Lines that hold the word "this" should be located and copied.

Records from a collection of figures:
□ □ □

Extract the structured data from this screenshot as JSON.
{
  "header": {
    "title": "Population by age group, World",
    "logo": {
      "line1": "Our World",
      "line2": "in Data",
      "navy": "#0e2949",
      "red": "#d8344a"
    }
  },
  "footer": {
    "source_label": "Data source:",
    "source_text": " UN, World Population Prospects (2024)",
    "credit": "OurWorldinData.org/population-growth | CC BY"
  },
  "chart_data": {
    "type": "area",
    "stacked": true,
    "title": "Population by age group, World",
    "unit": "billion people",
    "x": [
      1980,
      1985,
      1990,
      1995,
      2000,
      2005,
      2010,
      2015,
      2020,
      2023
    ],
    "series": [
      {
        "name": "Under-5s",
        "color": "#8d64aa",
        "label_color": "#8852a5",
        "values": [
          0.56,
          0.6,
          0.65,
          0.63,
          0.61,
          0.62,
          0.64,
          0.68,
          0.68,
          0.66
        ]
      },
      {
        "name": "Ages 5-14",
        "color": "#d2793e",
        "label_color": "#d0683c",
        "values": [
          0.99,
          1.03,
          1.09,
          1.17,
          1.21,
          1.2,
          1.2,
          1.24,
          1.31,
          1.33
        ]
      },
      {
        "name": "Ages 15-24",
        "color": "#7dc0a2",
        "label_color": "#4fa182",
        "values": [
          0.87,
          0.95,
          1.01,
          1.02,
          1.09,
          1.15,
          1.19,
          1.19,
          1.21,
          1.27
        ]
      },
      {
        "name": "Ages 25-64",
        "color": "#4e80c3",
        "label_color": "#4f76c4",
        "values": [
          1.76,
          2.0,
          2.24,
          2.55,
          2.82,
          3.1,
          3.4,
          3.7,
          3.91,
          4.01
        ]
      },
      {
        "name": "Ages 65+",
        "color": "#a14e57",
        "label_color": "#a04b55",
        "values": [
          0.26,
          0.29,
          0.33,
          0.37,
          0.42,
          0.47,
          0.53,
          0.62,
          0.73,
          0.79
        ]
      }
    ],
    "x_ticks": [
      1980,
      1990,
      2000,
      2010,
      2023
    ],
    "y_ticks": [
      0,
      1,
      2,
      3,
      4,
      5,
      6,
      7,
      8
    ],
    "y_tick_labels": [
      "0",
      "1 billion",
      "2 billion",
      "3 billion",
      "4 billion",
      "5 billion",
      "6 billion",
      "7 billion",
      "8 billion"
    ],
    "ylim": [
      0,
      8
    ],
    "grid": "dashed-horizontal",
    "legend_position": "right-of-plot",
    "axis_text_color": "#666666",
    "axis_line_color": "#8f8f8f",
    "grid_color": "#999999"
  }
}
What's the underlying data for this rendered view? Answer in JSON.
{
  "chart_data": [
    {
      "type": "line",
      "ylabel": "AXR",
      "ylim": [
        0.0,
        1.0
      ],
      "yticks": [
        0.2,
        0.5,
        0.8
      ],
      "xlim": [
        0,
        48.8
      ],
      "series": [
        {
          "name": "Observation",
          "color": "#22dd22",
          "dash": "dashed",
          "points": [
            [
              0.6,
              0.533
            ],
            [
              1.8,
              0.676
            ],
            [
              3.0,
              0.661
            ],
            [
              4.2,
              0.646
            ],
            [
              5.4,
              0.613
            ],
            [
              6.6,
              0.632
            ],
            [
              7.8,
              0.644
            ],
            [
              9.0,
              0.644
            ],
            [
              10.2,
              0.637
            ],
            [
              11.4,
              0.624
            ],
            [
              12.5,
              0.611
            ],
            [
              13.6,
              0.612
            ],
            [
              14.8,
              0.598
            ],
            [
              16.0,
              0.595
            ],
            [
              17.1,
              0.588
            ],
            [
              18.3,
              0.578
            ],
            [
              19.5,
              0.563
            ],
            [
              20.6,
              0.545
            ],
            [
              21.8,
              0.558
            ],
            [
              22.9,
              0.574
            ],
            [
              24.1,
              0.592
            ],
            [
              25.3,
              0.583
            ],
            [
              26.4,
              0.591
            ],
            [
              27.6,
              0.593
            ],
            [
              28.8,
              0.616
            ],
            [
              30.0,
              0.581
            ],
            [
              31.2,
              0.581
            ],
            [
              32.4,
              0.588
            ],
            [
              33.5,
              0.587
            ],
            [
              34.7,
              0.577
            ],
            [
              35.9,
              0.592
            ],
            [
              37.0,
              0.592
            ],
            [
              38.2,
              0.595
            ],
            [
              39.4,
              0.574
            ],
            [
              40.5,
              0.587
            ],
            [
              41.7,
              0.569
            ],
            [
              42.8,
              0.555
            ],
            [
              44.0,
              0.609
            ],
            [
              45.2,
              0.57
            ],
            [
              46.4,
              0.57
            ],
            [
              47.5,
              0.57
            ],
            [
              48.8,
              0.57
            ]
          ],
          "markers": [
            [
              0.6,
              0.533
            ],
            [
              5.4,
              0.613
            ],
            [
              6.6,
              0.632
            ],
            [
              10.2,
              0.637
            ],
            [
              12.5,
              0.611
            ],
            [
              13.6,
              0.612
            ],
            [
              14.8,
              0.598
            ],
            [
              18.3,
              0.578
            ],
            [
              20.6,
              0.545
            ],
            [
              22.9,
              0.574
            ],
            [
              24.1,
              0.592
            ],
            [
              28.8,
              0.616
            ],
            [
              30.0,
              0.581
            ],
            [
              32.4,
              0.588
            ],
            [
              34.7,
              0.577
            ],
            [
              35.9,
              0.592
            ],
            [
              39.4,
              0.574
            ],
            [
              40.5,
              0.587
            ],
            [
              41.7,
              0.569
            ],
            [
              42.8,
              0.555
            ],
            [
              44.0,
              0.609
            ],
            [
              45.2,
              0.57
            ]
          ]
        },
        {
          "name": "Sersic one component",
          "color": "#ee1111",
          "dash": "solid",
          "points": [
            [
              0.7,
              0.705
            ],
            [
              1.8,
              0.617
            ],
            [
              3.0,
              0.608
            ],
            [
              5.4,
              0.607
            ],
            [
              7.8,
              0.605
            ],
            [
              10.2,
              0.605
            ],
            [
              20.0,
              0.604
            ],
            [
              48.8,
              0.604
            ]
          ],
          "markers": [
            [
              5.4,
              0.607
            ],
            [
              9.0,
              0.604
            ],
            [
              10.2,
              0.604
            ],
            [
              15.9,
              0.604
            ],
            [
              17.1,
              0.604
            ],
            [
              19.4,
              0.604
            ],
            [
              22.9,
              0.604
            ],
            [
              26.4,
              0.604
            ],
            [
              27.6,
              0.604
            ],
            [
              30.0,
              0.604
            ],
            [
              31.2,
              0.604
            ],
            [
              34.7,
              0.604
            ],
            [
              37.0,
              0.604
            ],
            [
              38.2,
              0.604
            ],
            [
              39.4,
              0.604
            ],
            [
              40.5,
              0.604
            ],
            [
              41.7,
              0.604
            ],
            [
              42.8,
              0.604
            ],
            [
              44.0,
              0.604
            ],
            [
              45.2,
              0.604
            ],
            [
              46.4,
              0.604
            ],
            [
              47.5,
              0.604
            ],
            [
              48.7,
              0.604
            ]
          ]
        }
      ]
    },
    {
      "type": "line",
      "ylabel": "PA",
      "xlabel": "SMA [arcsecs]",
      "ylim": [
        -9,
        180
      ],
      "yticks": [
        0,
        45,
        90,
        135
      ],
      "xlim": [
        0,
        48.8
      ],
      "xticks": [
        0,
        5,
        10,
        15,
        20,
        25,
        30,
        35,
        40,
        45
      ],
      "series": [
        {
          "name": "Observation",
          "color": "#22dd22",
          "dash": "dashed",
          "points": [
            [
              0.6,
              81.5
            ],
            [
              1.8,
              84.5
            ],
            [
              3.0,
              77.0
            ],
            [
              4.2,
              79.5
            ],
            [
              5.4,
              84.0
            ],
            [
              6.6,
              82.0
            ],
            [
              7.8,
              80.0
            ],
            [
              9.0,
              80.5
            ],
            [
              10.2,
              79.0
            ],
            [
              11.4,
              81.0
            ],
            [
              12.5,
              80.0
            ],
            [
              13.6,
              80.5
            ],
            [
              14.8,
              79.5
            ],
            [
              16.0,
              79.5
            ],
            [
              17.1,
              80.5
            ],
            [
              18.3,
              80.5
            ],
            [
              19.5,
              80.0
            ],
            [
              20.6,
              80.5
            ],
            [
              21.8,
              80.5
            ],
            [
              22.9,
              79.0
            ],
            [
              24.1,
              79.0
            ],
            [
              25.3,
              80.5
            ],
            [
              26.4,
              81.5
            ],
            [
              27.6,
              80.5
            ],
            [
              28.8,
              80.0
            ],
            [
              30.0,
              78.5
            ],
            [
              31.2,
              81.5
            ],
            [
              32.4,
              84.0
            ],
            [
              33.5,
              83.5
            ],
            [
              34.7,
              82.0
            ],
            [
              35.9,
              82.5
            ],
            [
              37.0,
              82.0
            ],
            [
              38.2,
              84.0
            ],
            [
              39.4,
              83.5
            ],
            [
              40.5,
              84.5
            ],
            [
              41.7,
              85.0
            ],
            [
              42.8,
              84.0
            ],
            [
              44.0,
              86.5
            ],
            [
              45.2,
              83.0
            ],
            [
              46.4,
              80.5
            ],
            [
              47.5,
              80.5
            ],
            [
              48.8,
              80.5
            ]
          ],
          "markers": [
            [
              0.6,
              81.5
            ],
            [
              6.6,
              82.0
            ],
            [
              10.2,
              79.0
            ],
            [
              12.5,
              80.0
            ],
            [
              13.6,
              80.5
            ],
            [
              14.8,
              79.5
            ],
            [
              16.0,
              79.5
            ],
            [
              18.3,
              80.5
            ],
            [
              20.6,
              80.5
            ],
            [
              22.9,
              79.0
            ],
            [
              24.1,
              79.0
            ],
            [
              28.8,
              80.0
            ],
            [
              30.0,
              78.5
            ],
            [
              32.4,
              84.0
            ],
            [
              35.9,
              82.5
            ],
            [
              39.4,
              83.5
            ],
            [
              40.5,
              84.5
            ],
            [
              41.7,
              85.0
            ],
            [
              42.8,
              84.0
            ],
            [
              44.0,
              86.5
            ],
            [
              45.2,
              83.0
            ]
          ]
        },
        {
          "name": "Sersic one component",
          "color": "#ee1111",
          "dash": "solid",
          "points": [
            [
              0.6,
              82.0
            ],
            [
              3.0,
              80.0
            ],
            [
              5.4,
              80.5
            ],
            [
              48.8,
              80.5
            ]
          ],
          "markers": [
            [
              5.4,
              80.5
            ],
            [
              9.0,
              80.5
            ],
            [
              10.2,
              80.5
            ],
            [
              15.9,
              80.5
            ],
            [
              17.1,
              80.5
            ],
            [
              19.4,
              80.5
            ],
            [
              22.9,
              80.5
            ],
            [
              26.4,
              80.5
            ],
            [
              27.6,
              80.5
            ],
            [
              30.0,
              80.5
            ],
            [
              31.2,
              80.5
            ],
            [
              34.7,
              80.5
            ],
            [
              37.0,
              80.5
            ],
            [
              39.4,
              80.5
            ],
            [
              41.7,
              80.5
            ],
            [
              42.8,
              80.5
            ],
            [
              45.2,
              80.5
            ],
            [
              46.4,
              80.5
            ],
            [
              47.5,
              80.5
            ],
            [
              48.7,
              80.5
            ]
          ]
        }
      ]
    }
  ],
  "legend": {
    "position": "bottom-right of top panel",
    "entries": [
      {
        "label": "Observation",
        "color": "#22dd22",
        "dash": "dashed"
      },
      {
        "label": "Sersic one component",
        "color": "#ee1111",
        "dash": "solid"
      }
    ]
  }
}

□ □ □

» Task solution:
Extract the structured data from this screenshot as JSON.
What's the underlying data for this rendered view? Answer in JSON.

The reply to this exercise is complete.